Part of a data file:
__________________________________________________
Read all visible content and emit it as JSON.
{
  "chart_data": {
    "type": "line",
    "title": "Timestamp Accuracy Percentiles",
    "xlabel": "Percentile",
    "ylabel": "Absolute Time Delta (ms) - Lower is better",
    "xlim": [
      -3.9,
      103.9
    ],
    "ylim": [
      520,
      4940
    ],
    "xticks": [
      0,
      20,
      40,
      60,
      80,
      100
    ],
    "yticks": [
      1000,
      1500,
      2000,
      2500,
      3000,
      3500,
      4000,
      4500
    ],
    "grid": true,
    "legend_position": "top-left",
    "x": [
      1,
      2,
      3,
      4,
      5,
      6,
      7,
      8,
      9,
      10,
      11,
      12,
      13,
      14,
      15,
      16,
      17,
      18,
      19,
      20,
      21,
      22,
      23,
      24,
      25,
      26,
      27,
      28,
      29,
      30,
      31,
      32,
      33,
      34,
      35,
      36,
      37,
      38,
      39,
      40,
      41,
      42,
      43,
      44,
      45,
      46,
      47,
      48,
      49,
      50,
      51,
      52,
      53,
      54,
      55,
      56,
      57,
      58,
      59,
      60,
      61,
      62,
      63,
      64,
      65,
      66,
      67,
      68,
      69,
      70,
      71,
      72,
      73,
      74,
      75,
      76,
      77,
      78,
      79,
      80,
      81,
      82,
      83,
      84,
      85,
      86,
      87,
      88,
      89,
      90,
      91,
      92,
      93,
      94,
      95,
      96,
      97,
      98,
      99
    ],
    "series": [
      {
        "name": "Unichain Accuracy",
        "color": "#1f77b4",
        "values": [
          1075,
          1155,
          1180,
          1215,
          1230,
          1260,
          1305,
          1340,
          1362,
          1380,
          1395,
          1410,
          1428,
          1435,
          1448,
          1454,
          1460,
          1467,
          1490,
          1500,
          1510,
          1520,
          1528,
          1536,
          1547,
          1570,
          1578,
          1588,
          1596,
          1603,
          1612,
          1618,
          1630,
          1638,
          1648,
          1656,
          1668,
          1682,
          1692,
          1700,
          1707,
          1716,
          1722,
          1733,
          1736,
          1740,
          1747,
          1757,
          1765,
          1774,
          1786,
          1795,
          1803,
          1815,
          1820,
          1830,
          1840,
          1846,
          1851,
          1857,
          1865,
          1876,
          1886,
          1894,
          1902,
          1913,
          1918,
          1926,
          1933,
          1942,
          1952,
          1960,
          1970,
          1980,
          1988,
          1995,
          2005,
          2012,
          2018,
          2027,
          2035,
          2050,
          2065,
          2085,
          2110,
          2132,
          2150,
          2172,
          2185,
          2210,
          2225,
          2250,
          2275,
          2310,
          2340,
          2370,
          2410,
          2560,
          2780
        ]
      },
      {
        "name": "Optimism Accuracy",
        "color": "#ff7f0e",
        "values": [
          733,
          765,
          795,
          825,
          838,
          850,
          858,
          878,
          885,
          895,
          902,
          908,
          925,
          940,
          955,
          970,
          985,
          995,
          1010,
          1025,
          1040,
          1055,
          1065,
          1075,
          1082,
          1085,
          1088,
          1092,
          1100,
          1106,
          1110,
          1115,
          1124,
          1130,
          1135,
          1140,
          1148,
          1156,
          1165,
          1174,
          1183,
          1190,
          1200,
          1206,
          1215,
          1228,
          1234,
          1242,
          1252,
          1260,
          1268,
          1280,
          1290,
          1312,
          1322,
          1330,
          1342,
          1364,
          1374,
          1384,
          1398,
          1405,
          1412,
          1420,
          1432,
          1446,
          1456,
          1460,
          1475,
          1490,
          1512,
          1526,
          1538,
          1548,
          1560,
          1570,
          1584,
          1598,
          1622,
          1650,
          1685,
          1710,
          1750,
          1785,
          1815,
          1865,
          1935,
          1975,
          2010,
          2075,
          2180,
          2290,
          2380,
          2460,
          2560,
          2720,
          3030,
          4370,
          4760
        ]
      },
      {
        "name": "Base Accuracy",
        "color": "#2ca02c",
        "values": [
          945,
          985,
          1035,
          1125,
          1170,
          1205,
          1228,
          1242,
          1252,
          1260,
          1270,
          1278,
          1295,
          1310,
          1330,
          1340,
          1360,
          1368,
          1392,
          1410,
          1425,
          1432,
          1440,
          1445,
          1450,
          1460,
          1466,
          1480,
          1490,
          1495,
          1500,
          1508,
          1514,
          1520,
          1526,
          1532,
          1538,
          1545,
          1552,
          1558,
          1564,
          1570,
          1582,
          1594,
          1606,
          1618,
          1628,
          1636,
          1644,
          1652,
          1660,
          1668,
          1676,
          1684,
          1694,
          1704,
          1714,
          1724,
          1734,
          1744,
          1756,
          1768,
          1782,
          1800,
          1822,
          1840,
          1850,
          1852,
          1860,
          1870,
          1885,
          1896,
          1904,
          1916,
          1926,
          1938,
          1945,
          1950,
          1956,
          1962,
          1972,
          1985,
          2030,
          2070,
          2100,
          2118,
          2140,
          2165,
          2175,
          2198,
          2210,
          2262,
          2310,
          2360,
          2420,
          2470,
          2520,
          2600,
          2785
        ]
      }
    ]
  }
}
__________________________________________________
» **AIM OF THE TASK**
Exactly reproduce every record.

» **THE COMPLETED TASK**
Read all visible content and emit it as JSON.
{
  "chart_data": {
    "type": "line",
    "title": "Timestamp Accuracy Percentiles",
    "xlabel": "Percentile",
    "ylabel": "Absolute Time Delta (ms) - Lower is better",
    "xlim": [
      -3.9,
      103.9
    ],
    "ylim": [
      520,
      4940
    ],
    "xticks": [
      0,
      20,
      40,
      60,
      80,
      100
    ],
    "yticks": [
      1000,
      1500,
      2000,
      2500,
      3000,
      3500,
      4000,
      4500
    ],
    "grid": true,
    "legend_position": "top-left",
    "x": [
      1,
      2,
      3,
      4,
      5,
      6,
      7,
      8,
      9,
      10,
      11,
      12,
      13,
      14,
      15,
      16,
      17,
      18,
      19,
      20,
      21,
      22,
      23,
      24,
      25,
      26,
      27,
      28,
      29,
      30,
      31,
      32,
      33,
      34,
      35,
      36,
      37,
      38,
      39,
      40,
      41,
      42,
      43,
      44,
      45,
      46,
      47,
      48,
      49,
      50,
      51,
      52,
      53,
      54,
      55,
      56,
      57,
      58,
      59,
      60,
      61,
      62,
      63,
      64,
      65,
      66,
      67,
      68,
      69,
      70,
      71,
      72,
      73,
      74,
      75,
      76,
      77,
      78,
      79,
      80,
      81,
      82,
      83,
      84,
      85,
      86,
      87,
      88,
      89,
      90,
      91,
      92,
      93,
      94,
      95,
      96,
      97,
      98,
      99
    ],
    "series": [
      {
        "name": "Unichain Accuracy",
        "color": "#1f77b4",
        "values": [
          1075,
          1155,
          1180,
          1215,
          1230,
          1260,
          1305,
          1340,
          1362,
          1380,
          1395,
          1410,
          1428,
          1435,
          1448,
          1454,
          1460,
          1467,
          1490,
          1500,
          1510,
          1520,
          1528,
          1536,
          1547,
          1570,
          1578,
          1588,
          1596,
          1603,
          1612,
          1618,
          1630,
          1638,
          1648,
          1656,
          1668,
          1682,
          1692,
          1700,
          1707,
          1716,
          1722,
          1733,
          1736,
          1740,
          1747,
          1757,
          1765,
          1774,
          1786,
          1795,
          1803,
          1815,
          1820,
          1830,
          1840,
          1846,
          1851,
          1857,
          1865,
          1876,
          1886,
          1894,
          1902,
          1913,
          1918,
          1926,
          1933,
          1942,
          1952,
          1960,
          1970,
          1980,
          1988,
          1995,
          2005,
          2012,
          2018,
          2027,
          2035,
          2050,
          2065,
          2085,
          2110,
          2132,
          2150,
          2172,
          2185,
          2210,
          2225,
          2250,
          2275,
          2310,
          2340,
          2370,
          2410,
          2560,
          2780
        ]
      },
      {
        "name": "Optimism Accuracy",
        "color": "#ff7f0e",
        "values": [
          733,
          765,
          795,
          825,
          838,
          850,
          858,
          878,
          885,
          895,
          902,
          908,
          925,
          940,
          955,
          970,
          985,
          995,
          1010,
          1025,
          1040,
          1055,
          1065,
          1075,
          1082,
          1085,
          1088,
          1092,
          1100,
          1106,
          1110,
          1115,
          1124,
          1130,
          1135,
          1140,
          1148,
          1156,
          1165,
          1174,
          1183,
          1190,
          1200,
          1206,
          1215,
          1228,
          1234,
          1242,
          1252,
          1260,
          1268,
          1280,
          1290,
          1312,
          1322,
          1330,
          1342,
          1364,
          1374,
          1384,
          1398,
          1405,
          1412,
          1420,
          1432,
          1446,
          1456,
          1460,
          1475,
          1490,
          1512,
          1526,
          1538,
          1548,
          1560,
          1570,
          1584,
          1598,
          1622,
          1650,
          1685,
          1710,
          1750,
          1785,
          1815,
          1865,
          1935,
          1975,
          2010,
          2075,
          2180,
          2290,
          2380,
          2460,
          2560,
          2720,
          3030,
          4370,
          4760
        ]
      },
      {
        "name": "Base Accuracy",
        "color": "#2ca02c",
        "values": [
          945,
          985,
          1035,
          1125,
          1170,
          1205,
          1228,
          1242,
          1252,
          1260,
          1270,
          1278,
          1295,
          1310,
          1330,
          1340,
          1360,
          1368,
          1392,
          1410,
          1425,
          1432,
          1440,
          1445,
          1450,
          1460,
          1466,
          1480,
          1490,
          1495,
          1500,
          1508,
          1514,
          1520,
          1526,
          1532,
          1538,
          1545,
          1552,
          1558,
          1564,
          1570,
          1582,
          1594,
          1606,
          1618,
          1628,
          1636,
          1644,
          1652,
          1660,
          1668,
          1676,
          1684,
          1694,
          1704,
          1714,
          1724,
          1734,
          1744,
          1756,
          1768,
          1782,
          1800,
          1822,
          1840,
          1850,
          1852,
          1860,
          1870,
          1885,
          1896,
          1904,
          1916,
          1926,
          1938,
          1945,
          1950,
          1956,
          1962,
          1972,
          1985,
          2030,
          2070,
          2100,
          2118,
          2140,
          2165,
          2175,
          2198,
          2210,
          2262,
          2310,
          2360,
          2420,
          2470,
          2520,
          2600,
          2785
        ]
      }
    ]
  }
}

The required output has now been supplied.